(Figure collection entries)
++++++++++

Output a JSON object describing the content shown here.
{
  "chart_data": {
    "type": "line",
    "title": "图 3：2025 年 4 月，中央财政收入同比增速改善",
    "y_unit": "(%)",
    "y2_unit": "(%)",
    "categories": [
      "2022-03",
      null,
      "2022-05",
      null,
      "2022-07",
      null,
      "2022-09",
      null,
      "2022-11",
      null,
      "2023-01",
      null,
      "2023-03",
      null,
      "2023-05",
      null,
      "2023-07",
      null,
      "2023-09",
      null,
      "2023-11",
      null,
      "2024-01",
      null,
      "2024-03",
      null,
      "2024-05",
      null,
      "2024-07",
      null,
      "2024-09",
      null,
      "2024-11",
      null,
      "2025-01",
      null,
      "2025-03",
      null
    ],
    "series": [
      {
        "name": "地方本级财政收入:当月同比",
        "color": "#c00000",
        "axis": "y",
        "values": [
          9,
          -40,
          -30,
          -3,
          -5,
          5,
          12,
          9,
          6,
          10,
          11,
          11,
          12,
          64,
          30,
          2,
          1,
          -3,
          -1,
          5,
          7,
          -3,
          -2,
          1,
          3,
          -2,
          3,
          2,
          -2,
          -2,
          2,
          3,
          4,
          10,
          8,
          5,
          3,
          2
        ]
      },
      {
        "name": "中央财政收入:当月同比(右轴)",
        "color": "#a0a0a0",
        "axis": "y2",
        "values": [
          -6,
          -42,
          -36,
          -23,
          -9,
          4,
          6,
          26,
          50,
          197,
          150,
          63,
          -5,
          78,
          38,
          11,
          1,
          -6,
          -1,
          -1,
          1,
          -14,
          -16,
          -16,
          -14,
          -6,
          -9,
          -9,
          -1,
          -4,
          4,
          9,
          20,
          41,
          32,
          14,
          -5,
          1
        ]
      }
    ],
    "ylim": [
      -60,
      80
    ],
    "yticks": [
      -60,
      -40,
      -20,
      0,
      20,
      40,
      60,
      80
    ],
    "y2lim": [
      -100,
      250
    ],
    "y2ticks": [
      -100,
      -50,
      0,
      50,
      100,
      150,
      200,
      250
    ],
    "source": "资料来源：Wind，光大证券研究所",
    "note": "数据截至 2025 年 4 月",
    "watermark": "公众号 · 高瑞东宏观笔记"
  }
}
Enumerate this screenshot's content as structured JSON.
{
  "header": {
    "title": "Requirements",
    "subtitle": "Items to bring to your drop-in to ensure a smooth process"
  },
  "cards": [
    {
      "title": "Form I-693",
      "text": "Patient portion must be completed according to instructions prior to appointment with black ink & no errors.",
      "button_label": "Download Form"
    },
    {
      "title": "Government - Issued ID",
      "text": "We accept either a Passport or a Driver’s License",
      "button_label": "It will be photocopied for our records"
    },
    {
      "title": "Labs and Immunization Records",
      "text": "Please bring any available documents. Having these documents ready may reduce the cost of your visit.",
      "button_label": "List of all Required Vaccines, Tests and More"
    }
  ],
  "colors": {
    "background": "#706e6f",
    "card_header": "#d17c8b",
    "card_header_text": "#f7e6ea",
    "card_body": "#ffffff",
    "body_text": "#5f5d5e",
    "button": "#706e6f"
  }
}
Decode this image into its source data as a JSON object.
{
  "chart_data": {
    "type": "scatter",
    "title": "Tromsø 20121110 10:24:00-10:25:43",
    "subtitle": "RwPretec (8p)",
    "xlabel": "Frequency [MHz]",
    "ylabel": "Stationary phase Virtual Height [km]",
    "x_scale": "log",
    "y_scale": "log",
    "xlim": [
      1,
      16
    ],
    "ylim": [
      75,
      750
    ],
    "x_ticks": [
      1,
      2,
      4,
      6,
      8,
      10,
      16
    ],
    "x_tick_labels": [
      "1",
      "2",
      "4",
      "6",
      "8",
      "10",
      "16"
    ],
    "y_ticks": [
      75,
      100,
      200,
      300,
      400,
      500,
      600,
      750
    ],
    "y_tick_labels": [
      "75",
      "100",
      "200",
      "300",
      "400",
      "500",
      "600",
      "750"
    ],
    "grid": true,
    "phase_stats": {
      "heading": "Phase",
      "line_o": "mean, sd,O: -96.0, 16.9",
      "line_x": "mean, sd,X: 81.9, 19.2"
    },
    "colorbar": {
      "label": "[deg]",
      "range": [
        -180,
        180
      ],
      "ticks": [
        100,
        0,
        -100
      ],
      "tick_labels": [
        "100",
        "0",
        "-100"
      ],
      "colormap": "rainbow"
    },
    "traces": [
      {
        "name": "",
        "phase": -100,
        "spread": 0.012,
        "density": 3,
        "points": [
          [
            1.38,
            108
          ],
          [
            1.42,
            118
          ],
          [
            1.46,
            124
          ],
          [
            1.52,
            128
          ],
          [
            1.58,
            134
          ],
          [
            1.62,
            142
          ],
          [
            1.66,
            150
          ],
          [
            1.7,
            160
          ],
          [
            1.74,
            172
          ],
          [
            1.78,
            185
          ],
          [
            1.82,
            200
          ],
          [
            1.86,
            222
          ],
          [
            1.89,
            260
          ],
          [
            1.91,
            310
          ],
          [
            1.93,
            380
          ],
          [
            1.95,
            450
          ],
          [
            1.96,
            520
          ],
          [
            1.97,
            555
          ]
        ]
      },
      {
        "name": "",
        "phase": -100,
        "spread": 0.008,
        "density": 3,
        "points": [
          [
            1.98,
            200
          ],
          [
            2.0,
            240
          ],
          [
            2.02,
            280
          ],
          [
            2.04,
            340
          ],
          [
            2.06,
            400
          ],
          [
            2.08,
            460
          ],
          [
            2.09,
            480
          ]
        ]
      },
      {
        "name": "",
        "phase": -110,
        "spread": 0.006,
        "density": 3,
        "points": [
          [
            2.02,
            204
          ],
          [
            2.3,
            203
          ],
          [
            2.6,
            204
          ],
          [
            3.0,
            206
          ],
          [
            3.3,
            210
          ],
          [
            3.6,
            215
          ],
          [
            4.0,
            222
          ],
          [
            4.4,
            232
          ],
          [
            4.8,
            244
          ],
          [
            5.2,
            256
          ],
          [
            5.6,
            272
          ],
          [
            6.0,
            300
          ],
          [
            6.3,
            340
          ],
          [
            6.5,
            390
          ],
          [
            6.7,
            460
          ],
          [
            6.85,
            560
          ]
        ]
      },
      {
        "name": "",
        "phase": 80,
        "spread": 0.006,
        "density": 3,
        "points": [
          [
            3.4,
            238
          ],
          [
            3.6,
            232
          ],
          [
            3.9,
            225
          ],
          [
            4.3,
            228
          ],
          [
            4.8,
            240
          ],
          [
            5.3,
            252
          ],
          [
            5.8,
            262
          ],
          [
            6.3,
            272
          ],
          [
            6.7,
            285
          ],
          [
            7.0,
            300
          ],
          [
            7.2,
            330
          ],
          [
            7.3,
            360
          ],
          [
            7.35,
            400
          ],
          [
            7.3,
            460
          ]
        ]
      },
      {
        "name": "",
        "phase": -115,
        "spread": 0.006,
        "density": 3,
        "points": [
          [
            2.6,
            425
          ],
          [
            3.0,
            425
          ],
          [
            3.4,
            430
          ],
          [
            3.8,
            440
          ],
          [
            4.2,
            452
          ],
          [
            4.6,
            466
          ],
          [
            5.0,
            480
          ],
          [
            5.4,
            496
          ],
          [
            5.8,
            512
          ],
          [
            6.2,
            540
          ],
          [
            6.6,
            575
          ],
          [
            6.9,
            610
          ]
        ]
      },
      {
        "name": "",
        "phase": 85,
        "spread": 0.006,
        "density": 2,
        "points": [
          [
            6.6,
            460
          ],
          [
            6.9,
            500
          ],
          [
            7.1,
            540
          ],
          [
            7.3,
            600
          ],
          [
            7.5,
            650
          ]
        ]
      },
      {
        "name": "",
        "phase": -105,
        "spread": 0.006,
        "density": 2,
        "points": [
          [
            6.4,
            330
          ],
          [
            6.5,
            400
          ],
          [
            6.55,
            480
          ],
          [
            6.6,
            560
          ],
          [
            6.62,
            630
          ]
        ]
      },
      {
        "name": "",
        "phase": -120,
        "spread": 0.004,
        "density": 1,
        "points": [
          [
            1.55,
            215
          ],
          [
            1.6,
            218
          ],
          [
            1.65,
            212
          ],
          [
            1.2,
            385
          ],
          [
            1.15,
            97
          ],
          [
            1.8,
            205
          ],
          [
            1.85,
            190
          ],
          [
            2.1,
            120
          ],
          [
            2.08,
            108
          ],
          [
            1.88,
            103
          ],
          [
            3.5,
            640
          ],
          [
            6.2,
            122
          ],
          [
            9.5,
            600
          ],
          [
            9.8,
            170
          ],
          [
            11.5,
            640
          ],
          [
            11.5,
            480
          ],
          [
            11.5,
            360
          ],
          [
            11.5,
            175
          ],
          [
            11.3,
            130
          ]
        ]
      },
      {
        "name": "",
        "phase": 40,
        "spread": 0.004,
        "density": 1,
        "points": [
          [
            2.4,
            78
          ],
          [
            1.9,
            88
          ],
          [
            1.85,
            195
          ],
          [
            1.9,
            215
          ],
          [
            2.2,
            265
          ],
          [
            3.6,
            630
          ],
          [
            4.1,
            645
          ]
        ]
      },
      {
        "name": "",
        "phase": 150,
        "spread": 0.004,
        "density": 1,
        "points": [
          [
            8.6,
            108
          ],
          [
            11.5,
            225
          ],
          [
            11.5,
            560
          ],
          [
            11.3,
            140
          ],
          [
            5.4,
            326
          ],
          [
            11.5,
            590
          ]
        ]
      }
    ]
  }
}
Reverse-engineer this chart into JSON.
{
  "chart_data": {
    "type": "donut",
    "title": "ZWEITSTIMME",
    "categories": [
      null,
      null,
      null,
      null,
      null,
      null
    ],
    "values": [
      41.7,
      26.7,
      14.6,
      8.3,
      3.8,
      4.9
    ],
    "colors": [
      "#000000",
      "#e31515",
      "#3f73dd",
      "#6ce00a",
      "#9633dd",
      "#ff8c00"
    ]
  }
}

++++++++++

STATED GOAL
Scan the records above for the string "mean", then select every line that holds it.

EXERCISE OUTPUT
      "line_o": "mean, sd,O: -96.0, 16.9",
      "line_x": "mean, sd,X: 81.9, 19.2"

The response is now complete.